#### [Required work]
Transcribe the following records line for line, reproducing every character as it appears. Omit the pictures from your transcription.

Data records
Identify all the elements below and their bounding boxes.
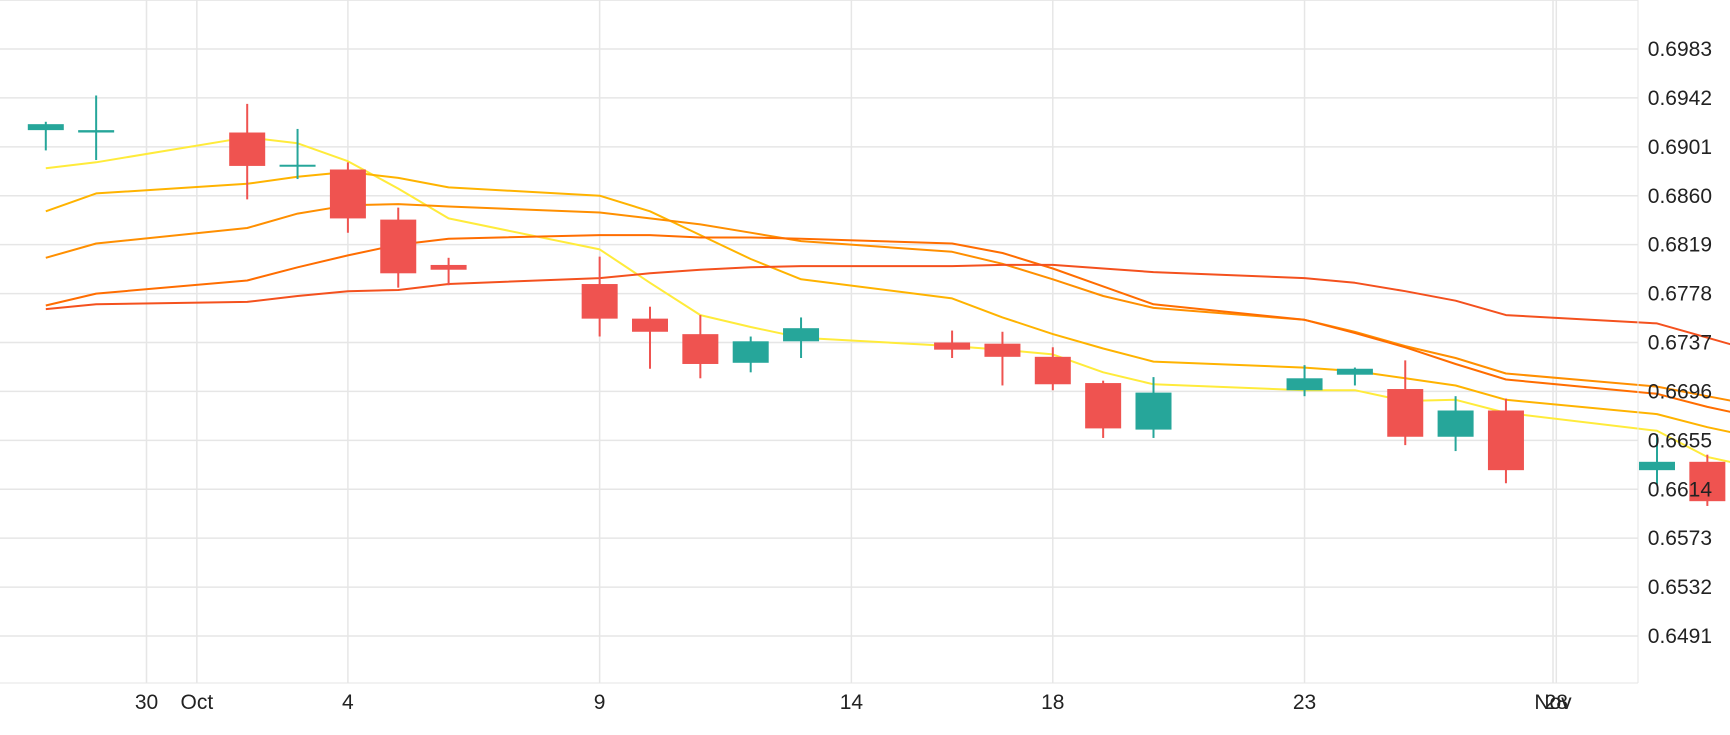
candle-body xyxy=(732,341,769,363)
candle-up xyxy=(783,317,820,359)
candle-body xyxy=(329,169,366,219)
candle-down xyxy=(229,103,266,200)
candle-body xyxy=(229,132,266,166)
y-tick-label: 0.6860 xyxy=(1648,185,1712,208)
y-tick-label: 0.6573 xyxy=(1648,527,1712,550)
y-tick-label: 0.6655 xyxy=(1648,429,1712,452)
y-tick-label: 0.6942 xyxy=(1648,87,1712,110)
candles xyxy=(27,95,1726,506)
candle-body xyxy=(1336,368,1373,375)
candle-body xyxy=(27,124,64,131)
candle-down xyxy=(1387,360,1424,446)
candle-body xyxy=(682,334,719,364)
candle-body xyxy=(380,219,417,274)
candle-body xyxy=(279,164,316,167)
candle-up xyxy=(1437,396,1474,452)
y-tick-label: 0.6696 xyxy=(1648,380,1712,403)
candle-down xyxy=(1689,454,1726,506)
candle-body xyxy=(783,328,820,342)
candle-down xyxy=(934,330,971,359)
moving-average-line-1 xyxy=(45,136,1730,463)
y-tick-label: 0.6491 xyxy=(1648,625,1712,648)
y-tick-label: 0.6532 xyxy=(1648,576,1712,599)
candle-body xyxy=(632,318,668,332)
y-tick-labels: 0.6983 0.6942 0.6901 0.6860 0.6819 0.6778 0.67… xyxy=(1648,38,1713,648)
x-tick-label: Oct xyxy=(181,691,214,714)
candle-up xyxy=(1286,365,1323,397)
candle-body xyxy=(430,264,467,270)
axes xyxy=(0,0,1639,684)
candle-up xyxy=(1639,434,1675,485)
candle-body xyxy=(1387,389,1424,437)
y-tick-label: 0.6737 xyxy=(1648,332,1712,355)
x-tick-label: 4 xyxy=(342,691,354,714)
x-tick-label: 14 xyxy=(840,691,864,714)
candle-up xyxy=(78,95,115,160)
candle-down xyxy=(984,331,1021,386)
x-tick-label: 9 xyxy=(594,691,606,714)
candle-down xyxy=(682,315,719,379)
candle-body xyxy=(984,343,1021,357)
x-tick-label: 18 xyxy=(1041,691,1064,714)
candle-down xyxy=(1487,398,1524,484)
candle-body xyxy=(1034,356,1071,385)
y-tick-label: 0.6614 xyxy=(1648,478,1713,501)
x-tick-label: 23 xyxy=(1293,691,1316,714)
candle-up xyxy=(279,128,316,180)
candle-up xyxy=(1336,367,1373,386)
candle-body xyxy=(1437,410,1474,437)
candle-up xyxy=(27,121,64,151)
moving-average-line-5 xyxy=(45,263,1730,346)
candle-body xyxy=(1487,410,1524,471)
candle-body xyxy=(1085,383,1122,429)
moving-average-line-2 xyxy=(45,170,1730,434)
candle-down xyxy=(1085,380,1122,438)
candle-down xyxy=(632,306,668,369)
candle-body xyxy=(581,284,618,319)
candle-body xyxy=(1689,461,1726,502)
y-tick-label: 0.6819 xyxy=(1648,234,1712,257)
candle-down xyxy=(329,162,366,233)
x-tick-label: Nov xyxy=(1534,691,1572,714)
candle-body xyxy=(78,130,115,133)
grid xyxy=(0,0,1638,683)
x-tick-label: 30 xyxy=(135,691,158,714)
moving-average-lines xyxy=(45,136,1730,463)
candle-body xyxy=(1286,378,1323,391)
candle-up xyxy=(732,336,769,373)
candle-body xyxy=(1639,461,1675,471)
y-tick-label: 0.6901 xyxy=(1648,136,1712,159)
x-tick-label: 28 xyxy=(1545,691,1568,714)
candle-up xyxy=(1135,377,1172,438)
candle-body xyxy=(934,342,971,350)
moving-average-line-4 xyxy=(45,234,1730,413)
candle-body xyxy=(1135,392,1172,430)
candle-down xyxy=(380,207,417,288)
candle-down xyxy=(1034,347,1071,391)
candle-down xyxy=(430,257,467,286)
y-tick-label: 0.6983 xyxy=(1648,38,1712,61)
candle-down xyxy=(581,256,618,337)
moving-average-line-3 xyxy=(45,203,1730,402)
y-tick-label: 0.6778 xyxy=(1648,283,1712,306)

#### [Result of this exercise]
Identify all the elements below and their bounding boxes.
candle-body xyxy=(732,341,769,363)
candle-up xyxy=(783,317,820,359)
candle-body xyxy=(329,169,366,219)
candle-down xyxy=(229,103,266,200)
candle-body xyxy=(229,132,266,166)
y-tick-label: 0.6860 xyxy=(1648,185,1712,208)
y-tick-label: 0.6573 xyxy=(1648,527,1712,550)
y-tick-label: 0.6655 xyxy=(1648,429,1712,452)
y-tick-label: 0.6942 xyxy=(1648,87,1712,110)
candles xyxy=(27,95,1726,506)
candle-body xyxy=(1336,368,1373,375)
candle-body xyxy=(27,124,64,131)
candle-down xyxy=(1387,360,1424,446)
candle-body xyxy=(682,334,719,364)
candle-body xyxy=(380,219,417,274)
candle-body xyxy=(279,164,316,167)
candle-up xyxy=(1437,396,1474,452)
y-tick-label: 0.6696 xyxy=(1648,380,1712,403)
candle-down xyxy=(1689,454,1726,506)
candle-body xyxy=(783,328,820,342)
candle-down xyxy=(934,330,971,359)
moving-average-line-1 xyxy=(45,136,1730,463)
y-tick-label: 0.6491 xyxy=(1648,625,1712,648)
y-tick-label: 0.6532 xyxy=(1648,576,1712,599)
candle-body xyxy=(632,318,668,332)
y-tick-labels: 0.6983 0.6942 0.6901 0.6860 0.6819 0.6778 0.67… xyxy=(1648,38,1713,648)
x-tick-label: Oct xyxy=(181,691,214,714)
candle-up xyxy=(1286,365,1323,397)
candle-body xyxy=(430,264,467,270)
axes xyxy=(0,0,1639,684)
candle-up xyxy=(1639,434,1675,485)
candle-body xyxy=(1387,389,1424,437)
y-tick-label: 0.6737 xyxy=(1648,332,1712,355)
x-tick-label: 4 xyxy=(342,691,354,714)
x-tick-label: 14 xyxy=(840,691,864,714)
candle-up xyxy=(78,95,115,160)
candle-down xyxy=(984,331,1021,386)
x-tick-label: 9 xyxy=(594,691,606,714)
candle-down xyxy=(682,315,719,379)
candle-body xyxy=(984,343,1021,357)
x-tick-label: 18 xyxy=(1041,691,1064,714)
candle-down xyxy=(1487,398,1524,484)
candle-body xyxy=(1034,356,1071,385)
y-tick-label: 0.6614 xyxy=(1648,478,1713,501)
x-tick-label: 23 xyxy=(1293,691,1316,714)
candle-up xyxy=(279,128,316,180)
candle-up xyxy=(1336,367,1373,386)
candle-body xyxy=(1437,410,1474,437)
candle-up xyxy=(27,121,64,151)
moving-average-line-5 xyxy=(45,263,1730,346)
candle-body xyxy=(1487,410,1524,471)
candle-body xyxy=(1085,383,1122,429)
moving-average-line-2 xyxy=(45,170,1730,434)
candle-down xyxy=(1085,380,1122,438)
candle-down xyxy=(632,306,668,369)
candle-body xyxy=(581,284,618,319)
candle-body xyxy=(1689,461,1726,502)
y-tick-label: 0.6819 xyxy=(1648,234,1712,257)
candle-down xyxy=(329,162,366,233)
x-tick-label: Nov xyxy=(1534,691,1572,714)
candle-body xyxy=(78,130,115,133)
grid xyxy=(0,0,1638,683)
x-tick-label: 30 xyxy=(135,691,158,714)
moving-average-lines xyxy=(45,136,1730,463)
candle-body xyxy=(1286,378,1323,391)
candle-up xyxy=(732,336,769,373)
candle-body xyxy=(1639,461,1675,471)
y-tick-label: 0.6901 xyxy=(1648,136,1712,159)
x-tick-label: 28 xyxy=(1545,691,1568,714)
candle-up xyxy=(1135,377,1172,438)
candle-body xyxy=(934,342,971,350)
moving-average-line-4 xyxy=(45,234,1730,413)
candle-body xyxy=(1135,392,1172,430)
candle-down xyxy=(380,207,417,288)
candle-down xyxy=(1034,347,1071,391)
candle-down xyxy=(430,257,467,286)
y-tick-label: 0.6983 xyxy=(1648,38,1712,61)
candle-down xyxy=(581,256,618,337)
moving-average-line-3 xyxy=(45,203,1730,402)
y-tick-label: 0.6778 xyxy=(1648,283,1712,306)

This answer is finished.